Extracted data entries:
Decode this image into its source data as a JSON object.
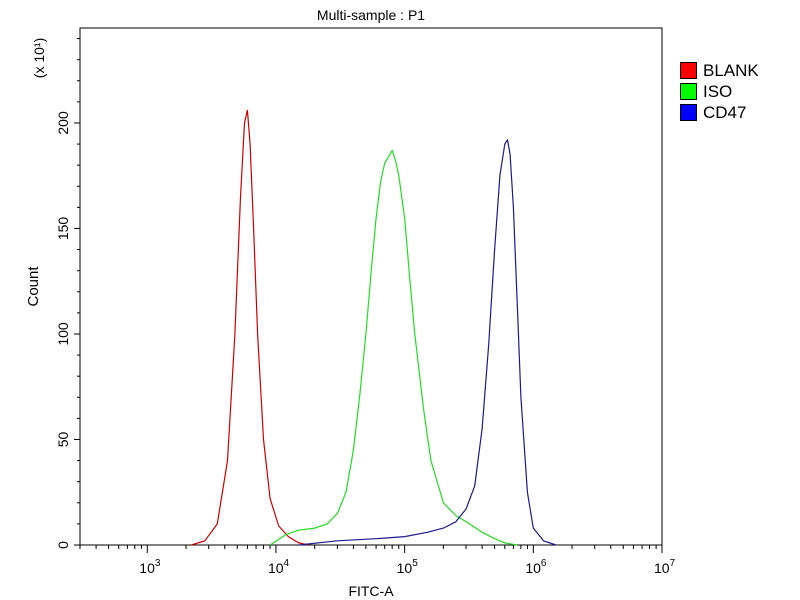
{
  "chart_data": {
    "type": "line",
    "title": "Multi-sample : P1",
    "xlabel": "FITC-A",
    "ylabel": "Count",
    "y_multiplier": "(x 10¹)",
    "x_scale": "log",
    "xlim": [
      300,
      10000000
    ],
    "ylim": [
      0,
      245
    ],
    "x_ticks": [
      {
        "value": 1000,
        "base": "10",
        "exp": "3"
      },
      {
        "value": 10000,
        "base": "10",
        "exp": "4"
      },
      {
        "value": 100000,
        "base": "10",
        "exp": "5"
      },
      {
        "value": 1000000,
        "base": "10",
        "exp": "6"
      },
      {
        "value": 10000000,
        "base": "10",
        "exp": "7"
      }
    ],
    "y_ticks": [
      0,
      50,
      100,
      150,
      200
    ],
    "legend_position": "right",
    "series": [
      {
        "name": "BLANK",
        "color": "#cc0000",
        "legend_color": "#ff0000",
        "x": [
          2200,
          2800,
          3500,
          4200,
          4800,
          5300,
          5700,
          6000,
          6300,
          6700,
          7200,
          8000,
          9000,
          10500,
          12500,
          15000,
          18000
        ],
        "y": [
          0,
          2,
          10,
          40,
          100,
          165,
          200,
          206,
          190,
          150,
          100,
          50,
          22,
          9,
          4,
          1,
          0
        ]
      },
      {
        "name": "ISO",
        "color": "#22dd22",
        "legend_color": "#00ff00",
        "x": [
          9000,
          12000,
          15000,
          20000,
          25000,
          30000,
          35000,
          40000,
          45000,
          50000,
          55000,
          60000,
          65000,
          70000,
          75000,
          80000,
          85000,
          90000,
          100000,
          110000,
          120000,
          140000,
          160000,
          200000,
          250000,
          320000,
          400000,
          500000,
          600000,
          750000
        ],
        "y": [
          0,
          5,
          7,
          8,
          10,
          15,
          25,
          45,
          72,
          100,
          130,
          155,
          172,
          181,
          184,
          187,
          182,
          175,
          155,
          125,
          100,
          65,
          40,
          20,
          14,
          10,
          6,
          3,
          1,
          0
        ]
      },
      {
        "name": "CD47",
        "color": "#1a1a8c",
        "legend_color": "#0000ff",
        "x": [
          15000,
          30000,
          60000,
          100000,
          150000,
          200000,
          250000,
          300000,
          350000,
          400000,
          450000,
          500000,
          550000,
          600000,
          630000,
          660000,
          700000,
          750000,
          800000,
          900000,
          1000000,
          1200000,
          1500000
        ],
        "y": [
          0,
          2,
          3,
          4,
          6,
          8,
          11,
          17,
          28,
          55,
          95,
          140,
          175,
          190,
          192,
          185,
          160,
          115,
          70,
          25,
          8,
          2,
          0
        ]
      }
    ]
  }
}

## EXERCISE DIRECTIONS
Copy the records exactly as they appear, excluding images.

## SOLUTION TO THIS PROBLEM
Decode this image into its source data as a JSON object.
{
  "chart_data": {
    "type": "line",
    "title": "Multi-sample : P1",
    "xlabel": "FITC-A",
    "ylabel": "Count",
    "y_multiplier": "(x 10¹)",
    "x_scale": "log",
    "xlim": [
      300,
      10000000
    ],
    "ylim": [
      0,
      245
    ],
    "x_ticks": [
      {
        "value": 1000,
        "base": "10",
        "exp": "3"
      },
      {
        "value": 10000,
        "base": "10",
        "exp": "4"
      },
      {
        "value": 100000,
        "base": "10",
        "exp": "5"
      },
      {
        "value": 1000000,
        "base": "10",
        "exp": "6"
      },
      {
        "value": 10000000,
        "base": "10",
        "exp": "7"
      }
    ],
    "y_ticks": [
      0,
      50,
      100,
      150,
      200
    ],
    "legend_position": "right",
    "series": [
      {
        "name": "BLANK",
        "color": "#cc0000",
        "legend_color": "#ff0000",
        "x": [
          2200,
          2800,
          3500,
          4200,
          4800,
          5300,
          5700,
          6000,
          6300,
          6700,
          7200,
          8000,
          9000,
          10500,
          12500,
          15000,
          18000
        ],
        "y": [
          0,
          2,
          10,
          40,
          100,
          165,
          200,
          206,
          190,
          150,
          100,
          50,
          22,
          9,
          4,
          1,
          0
        ]
      },
      {
        "name": "ISO",
        "color": "#22dd22",
        "legend_color": "#00ff00",
        "x": [
          9000,
          12000,
          15000,
          20000,
          25000,
          30000,
          35000,
          40000,
          45000,
          50000,
          55000,
          60000,
          65000,
          70000,
          75000,
          80000,
          85000,
          90000,
          100000,
          110000,
          120000,
          140000,
          160000,
          200000,
          250000,
          320000,
          400000,
          500000,
          600000,
          750000
        ],
        "y": [
          0,
          5,
          7,
          8,
          10,
          15,
          25,
          45,
          72,
          100,
          130,
          155,
          172,
          181,
          184,
          187,
          182,
          175,
          155,
          125,
          100,
          65,
          40,
          20,
          14,
          10,
          6,
          3,
          1,
          0
        ]
      },
      {
        "name": "CD47",
        "color": "#1a1a8c",
        "legend_color": "#0000ff",
        "x": [
          15000,
          30000,
          60000,
          100000,
          150000,
          200000,
          250000,
          300000,
          350000,
          400000,
          450000,
          500000,
          550000,
          600000,
          630000,
          660000,
          700000,
          750000,
          800000,
          900000,
          1000000,
          1200000,
          1500000
        ],
        "y": [
          0,
          2,
          3,
          4,
          6,
          8,
          11,
          17,
          28,
          55,
          95,
          140,
          175,
          190,
          192,
          185,
          160,
          115,
          70,
          25,
          8,
          2,
          0
        ]
      }
    ]
  }
}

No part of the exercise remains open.